Saved entries:

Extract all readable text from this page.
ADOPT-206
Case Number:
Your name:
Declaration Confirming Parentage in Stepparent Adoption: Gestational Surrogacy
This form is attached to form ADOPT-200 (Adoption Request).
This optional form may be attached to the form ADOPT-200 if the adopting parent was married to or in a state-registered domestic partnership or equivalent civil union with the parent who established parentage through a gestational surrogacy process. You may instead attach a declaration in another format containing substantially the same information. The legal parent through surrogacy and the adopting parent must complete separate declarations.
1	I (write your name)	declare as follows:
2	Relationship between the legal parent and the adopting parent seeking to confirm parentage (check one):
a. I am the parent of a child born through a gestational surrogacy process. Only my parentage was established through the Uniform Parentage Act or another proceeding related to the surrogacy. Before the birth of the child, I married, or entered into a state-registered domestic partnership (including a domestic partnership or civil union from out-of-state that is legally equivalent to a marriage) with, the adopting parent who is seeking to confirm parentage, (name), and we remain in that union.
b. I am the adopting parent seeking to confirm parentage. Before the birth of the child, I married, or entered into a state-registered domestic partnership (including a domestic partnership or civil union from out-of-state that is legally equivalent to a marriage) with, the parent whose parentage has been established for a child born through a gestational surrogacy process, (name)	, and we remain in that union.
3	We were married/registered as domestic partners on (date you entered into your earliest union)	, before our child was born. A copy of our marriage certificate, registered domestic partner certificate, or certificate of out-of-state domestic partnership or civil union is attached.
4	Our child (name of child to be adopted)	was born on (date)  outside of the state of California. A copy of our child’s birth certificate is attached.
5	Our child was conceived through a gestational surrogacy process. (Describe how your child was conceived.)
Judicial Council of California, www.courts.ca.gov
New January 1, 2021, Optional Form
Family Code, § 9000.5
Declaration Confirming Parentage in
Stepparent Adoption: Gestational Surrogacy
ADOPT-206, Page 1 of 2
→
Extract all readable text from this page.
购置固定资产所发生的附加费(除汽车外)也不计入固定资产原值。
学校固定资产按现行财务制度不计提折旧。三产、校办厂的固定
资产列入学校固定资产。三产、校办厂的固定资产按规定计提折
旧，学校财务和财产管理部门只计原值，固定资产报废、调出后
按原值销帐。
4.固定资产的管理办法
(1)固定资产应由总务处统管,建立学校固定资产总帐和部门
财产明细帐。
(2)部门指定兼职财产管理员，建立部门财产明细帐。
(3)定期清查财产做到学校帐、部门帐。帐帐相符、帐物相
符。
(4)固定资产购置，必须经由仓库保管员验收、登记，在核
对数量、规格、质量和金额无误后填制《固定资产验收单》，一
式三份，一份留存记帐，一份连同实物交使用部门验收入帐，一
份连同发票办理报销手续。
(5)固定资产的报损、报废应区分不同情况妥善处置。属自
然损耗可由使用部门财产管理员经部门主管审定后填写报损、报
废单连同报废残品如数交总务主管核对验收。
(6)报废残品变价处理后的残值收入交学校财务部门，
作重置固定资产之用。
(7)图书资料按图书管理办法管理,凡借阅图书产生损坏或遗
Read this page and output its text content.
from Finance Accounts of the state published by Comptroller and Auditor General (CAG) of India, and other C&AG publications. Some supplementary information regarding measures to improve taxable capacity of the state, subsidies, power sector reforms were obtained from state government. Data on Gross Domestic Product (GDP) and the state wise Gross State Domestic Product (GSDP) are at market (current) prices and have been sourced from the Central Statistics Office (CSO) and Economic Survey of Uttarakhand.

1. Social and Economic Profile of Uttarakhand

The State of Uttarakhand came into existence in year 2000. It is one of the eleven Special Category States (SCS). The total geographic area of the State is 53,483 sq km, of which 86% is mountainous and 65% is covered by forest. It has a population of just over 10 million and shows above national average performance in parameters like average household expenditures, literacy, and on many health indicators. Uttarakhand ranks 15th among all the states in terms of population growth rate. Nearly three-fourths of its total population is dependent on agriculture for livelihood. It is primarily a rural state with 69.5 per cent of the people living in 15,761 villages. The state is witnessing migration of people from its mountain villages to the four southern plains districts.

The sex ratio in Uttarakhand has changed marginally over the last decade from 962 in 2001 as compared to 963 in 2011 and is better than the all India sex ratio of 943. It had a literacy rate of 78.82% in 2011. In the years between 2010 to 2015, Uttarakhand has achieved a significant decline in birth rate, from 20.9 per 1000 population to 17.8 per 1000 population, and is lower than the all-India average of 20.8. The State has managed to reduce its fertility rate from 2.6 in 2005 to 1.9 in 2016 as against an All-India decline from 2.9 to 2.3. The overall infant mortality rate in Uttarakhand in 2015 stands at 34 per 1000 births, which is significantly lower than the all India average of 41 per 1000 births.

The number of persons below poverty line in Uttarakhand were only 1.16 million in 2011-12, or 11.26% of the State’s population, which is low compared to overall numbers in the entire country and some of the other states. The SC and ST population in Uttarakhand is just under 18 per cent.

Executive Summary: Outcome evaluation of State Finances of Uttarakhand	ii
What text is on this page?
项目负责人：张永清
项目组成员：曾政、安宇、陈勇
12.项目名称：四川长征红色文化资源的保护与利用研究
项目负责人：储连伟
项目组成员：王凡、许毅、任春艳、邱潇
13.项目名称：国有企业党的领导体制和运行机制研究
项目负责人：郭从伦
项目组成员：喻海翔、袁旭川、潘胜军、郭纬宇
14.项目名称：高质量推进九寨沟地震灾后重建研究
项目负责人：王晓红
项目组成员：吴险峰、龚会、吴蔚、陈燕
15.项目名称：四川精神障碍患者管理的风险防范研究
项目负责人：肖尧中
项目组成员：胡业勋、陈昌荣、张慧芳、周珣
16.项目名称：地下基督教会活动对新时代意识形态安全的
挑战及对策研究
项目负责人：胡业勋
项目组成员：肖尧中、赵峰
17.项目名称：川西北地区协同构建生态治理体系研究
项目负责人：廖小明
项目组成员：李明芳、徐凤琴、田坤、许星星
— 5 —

- _What is required_
Reproduce the listing above verbatim, from first line to last.

- _Worked answer_
Extract all readable text from this page.
ADOPT-206
Case Number:
Your name:
Declaration Confirming Parentage in Stepparent Adoption: Gestational Surrogacy
This form is attached to form ADOPT-200 (Adoption Request).
This optional form may be attached to the form ADOPT-200 if the adopting parent was married to or in a state-registered domestic partnership or equivalent civil union with the parent who established parentage through a gestational surrogacy process. You may instead attach a declaration in another format containing substantially the same information. The legal parent through surrogacy and the adopting parent must complete separate declarations.
1	I (write your name)	declare as follows:
2	Relationship between the legal parent and the adopting parent seeking to confirm parentage (check one):
a. I am the parent of a child born through a gestational surrogacy process. Only my parentage was established through the Uniform Parentage Act or another proceeding related to the surrogacy. Before the birth of the child, I married, or entered into a state-registered domestic partnership (including a domestic partnership or civil union from out-of-state that is legally equivalent to a marriage) with, the adopting parent who is seeking to confirm parentage, (name), and we remain in that union.
b. I am the adopting parent seeking to confirm parentage. Before the birth of the child, I married, or entered into a state-registered domestic partnership (including a domestic partnership or civil union from out-of-state that is legally equivalent to a marriage) with, the parent whose parentage has been established for a child born through a gestational surrogacy process, (name)	, and we remain in that union.
3	We were married/registered as domestic partners on (date you entered into your earliest union)	, before our child was born. A copy of our marriage certificate, registered domestic partner certificate, or certificate of out-of-state domestic partnership or civil union is attached.
4	Our child (name of child to be adopted)	was born on (date)  outside of the state of California. A copy of our child’s birth certificate is attached.
5	Our child was conceived through a gestational surrogacy process. (Describe how your child was conceived.)
Judicial Council of California, www.courts.ca.gov
New January 1, 2021, Optional Form
Family Code, § 9000.5
Declaration Confirming Parentage in
Stepparent Adoption: Gestational Surrogacy
ADOPT-206, Page 1 of 2
→
Extract all readable text from this page.
购置固定资产所发生的附加费(除汽车外)也不计入固定资产原值。
学校固定资产按现行财务制度不计提折旧。三产、校办厂的固定
资产列入学校固定资产。三产、校办厂的固定资产按规定计提折
旧，学校财务和财产管理部门只计原值，固定资产报废、调出后
按原值销帐。
4.固定资产的管理办法
(1)固定资产应由总务处统管,建立学校固定资产总帐和部门
财产明细帐。
(2)部门指定兼职财产管理员，建立部门财产明细帐。
(3)定期清查财产做到学校帐、部门帐。帐帐相符、帐物相
符。
(4)固定资产购置，必须经由仓库保管员验收、登记，在核
对数量、规格、质量和金额无误后填制《固定资产验收单》，一
式三份，一份留存记帐，一份连同实物交使用部门验收入帐，一
份连同发票办理报销手续。
(5)固定资产的报损、报废应区分不同情况妥善处置。属自
然损耗可由使用部门财产管理员经部门主管审定后填写报损、报
废单连同报废残品如数交总务主管核对验收。
(6)报废残品变价处理后的残值收入交学校财务部门，
作重置固定资产之用。
(7)图书资料按图书管理办法管理,凡借阅图书产生损坏或遗
Read this page and output its text content.
from Finance Accounts of the state published by Comptroller and Auditor General (CAG) of India, and other C&AG publications. Some supplementary information regarding measures to improve taxable capacity of the state, subsidies, power sector reforms were obtained from state government. Data on Gross Domestic Product (GDP) and the state wise Gross State Domestic Product (GSDP) are at market (current) prices and have been sourced from the Central Statistics Office (CSO) and Economic Survey of Uttarakhand.

1. Social and Economic Profile of Uttarakhand

The State of Uttarakhand came into existence in year 2000. It is one of the eleven Special Category States (SCS). The total geographic area of the State is 53,483 sq km, of which 86% is mountainous and 65% is covered by forest. It has a population of just over 10 million and shows above national average performance in parameters like average household expenditures, literacy, and on many health indicators. Uttarakhand ranks 15th among all the states in terms of population growth rate. Nearly three-fourths of its total population is dependent on agriculture for livelihood. It is primarily a rural state with 69.5 per cent of the people living in 15,761 villages. The state is witnessing migration of people from its mountain villages to the four southern plains districts.

The sex ratio in Uttarakhand has changed marginally over the last decade from 962 in 2001 as compared to 963 in 2011 and is better than the all India sex ratio of 943. It had a literacy rate of 78.82% in 2011. In the years between 2010 to 2015, Uttarakhand has achieved a significant decline in birth rate, from 20.9 per 1000 population to 17.8 per 1000 population, and is lower than the all-India average of 20.8. The State has managed to reduce its fertility rate from 2.6 in 2005 to 1.9 in 2016 as against an All-India decline from 2.9 to 2.3. The overall infant mortality rate in Uttarakhand in 2015 stands at 34 per 1000 births, which is significantly lower than the all India average of 41 per 1000 births.

The number of persons below poverty line in Uttarakhand were only 1.16 million in 2011-12, or 11.26% of the State’s population, which is low compared to overall numbers in the entire country and some of the other states. The SC and ST population in Uttarakhand is just under 18 per cent.

Executive Summary: Outcome evaluation of State Finances of Uttarakhand	ii
What text is on this page?
项目负责人：张永清
项目组成员：曾政、安宇、陈勇
12.项目名称：四川长征红色文化资源的保护与利用研究
项目负责人：储连伟
项目组成员：王凡、许毅、任春艳、邱潇
13.项目名称：国有企业党的领导体制和运行机制研究
项目负责人：郭从伦
项目组成员：喻海翔、袁旭川、潘胜军、郭纬宇
14.项目名称：高质量推进九寨沟地震灾后重建研究
项目负责人：王晓红
项目组成员：吴险峰、龚会、吴蔚、陈燕
15.项目名称：四川精神障碍患者管理的风险防范研究
项目负责人：肖尧中
项目组成员：胡业勋、陈昌荣、张慧芳、周珣
16.项目名称：地下基督教会活动对新时代意识形态安全的
挑战及对策研究
项目负责人：胡业勋
项目组成员：肖尧中、赵峰
17.项目名称：川西北地区协同构建生态治理体系研究
项目负责人：廖小明
项目组成员：李明芳、徐凤琴、田坤、许星星
— 5 —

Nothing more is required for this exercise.